--- begin EXERCISE INPUT ---
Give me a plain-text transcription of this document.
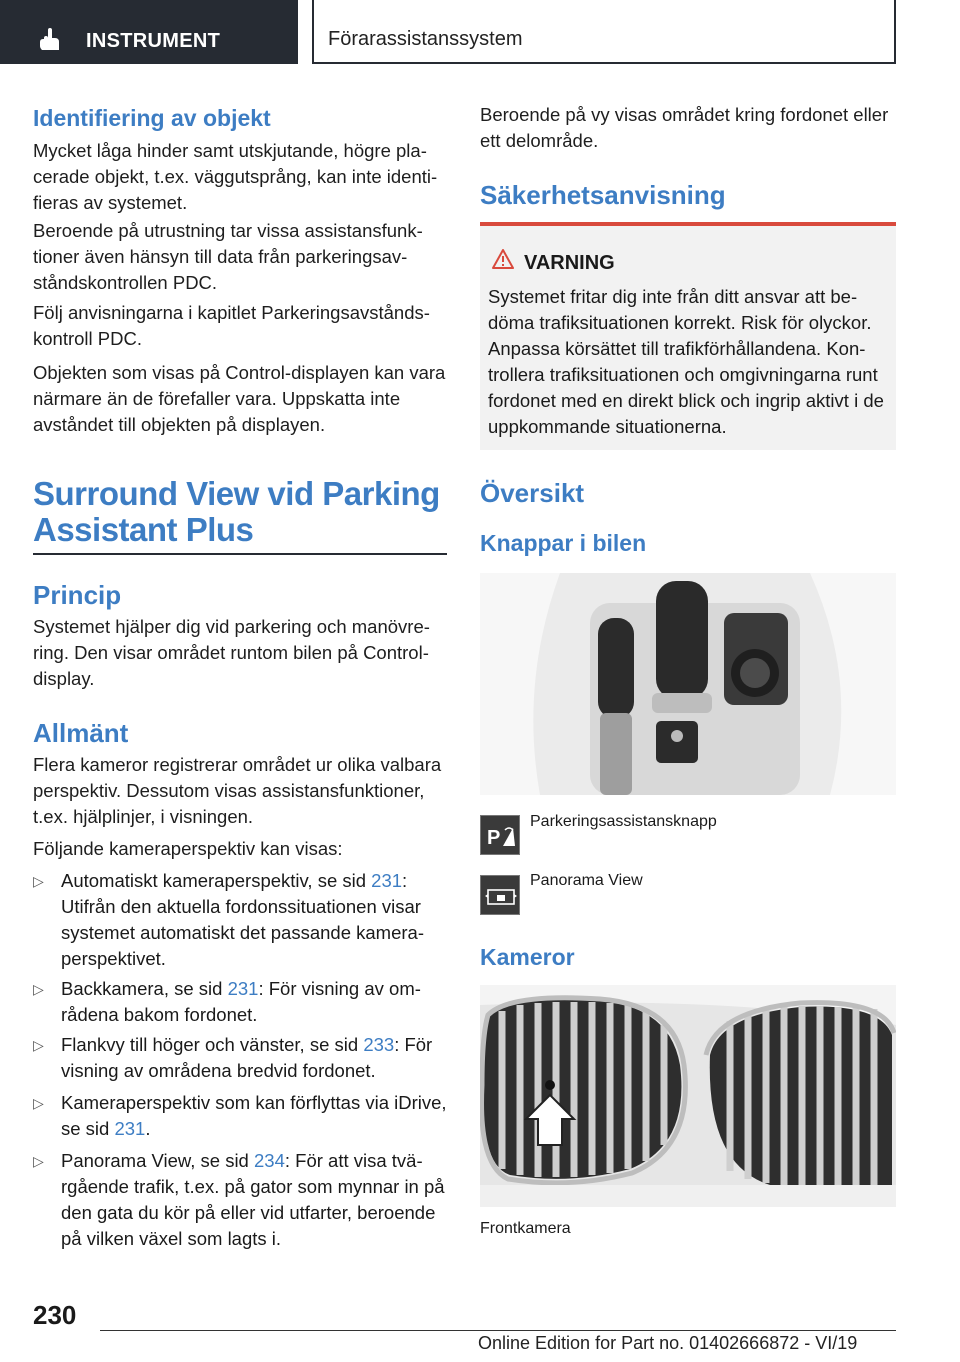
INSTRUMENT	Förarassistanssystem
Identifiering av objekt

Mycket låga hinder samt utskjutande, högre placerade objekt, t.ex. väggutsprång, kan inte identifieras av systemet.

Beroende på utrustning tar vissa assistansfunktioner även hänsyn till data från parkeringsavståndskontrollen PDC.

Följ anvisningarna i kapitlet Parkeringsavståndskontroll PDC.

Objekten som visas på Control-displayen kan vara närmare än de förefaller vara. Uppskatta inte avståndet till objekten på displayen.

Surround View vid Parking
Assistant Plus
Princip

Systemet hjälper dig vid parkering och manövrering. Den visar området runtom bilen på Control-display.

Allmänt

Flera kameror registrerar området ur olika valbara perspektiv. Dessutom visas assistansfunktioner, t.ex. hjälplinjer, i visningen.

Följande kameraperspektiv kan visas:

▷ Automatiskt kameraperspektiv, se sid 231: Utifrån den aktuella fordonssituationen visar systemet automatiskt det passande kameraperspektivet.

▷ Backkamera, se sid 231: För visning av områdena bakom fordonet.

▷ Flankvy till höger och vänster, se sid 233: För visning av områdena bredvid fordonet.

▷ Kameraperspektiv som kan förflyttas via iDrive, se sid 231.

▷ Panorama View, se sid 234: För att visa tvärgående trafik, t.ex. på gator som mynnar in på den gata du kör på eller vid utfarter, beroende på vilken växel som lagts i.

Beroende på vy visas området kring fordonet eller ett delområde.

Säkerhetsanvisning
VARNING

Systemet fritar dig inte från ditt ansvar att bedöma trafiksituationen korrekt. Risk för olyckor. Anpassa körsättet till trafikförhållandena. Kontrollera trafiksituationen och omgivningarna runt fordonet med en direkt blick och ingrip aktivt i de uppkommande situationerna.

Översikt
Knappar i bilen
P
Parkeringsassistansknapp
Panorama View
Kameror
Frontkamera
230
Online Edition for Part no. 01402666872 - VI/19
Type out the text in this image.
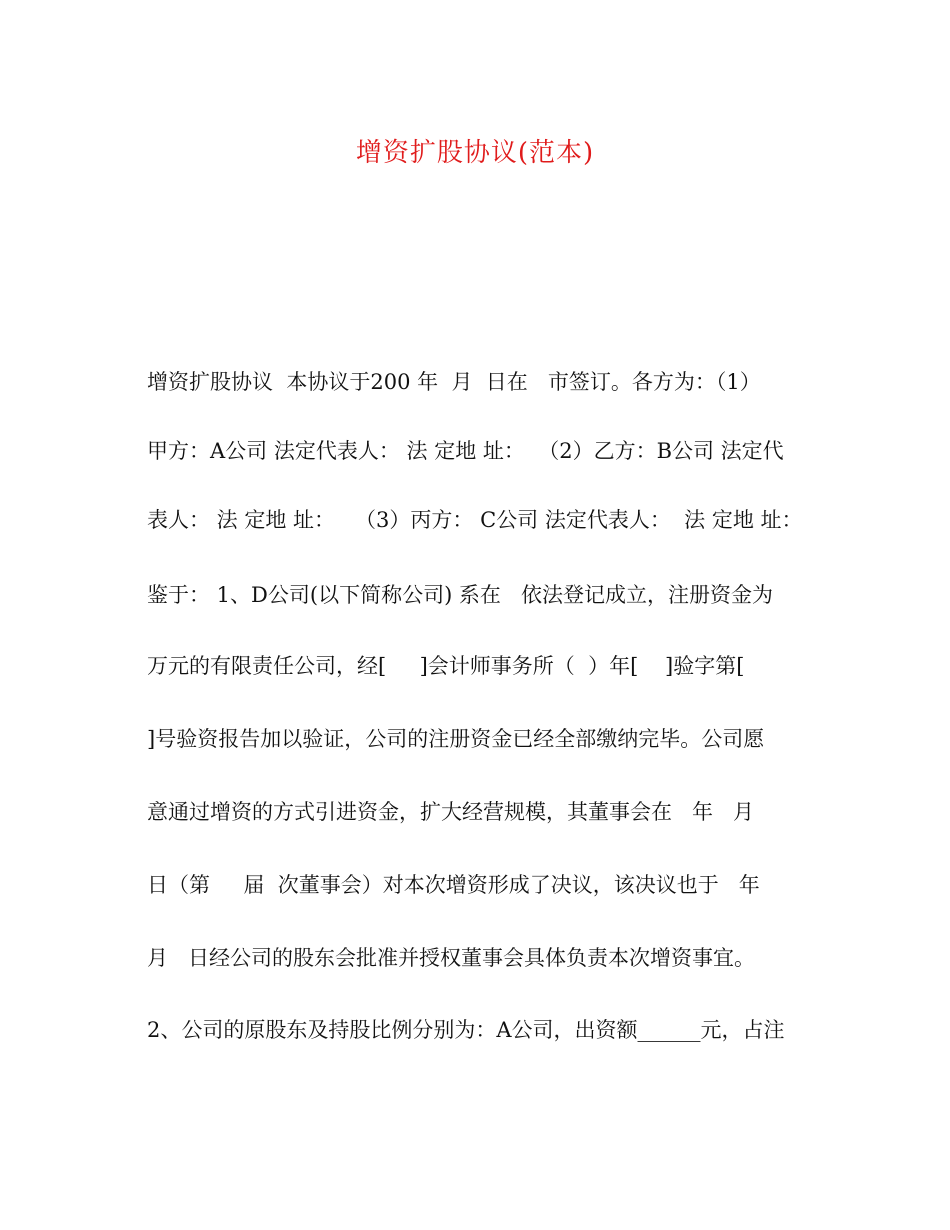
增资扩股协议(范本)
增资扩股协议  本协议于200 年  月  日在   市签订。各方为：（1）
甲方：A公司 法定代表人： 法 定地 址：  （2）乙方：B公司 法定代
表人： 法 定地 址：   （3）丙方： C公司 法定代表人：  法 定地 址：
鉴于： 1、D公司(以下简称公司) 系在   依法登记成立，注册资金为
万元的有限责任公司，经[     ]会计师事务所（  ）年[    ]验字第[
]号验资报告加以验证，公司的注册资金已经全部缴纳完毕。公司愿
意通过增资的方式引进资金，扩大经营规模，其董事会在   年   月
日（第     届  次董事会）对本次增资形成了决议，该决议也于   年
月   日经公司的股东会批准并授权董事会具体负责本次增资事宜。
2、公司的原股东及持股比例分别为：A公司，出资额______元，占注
--- end EXERCISE INPUT ---
* SET EXERCISE:
Using the records above, copy exactly and only the lines from the line with "Type out the text in this image." through the end, both included; leave every picture out.

* RESPONSE TO THE TASK:
Type out the text in this image.
增资扩股协议(范本)
增资扩股协议  本协议于200 年  月  日在   市签订。各方为：（1）
甲方：A公司 法定代表人： 法 定地 址：  （2）乙方：B公司 法定代
表人： 法 定地 址：   （3）丙方： C公司 法定代表人：  法 定地 址：
鉴于： 1、D公司(以下简称公司) 系在   依法登记成立，注册资金为
万元的有限责任公司，经[     ]会计师事务所（  ）年[    ]验字第[
]号验资报告加以验证，公司的注册资金已经全部缴纳完毕。公司愿
意通过增资的方式引进资金，扩大经营规模，其董事会在   年   月
日（第     届  次董事会）对本次增资形成了决议，该决议也于   年
月   日经公司的股东会批准并授权董事会具体负责本次增资事宜。
2、公司的原股东及持股比例分别为：A公司，出资额______元，占注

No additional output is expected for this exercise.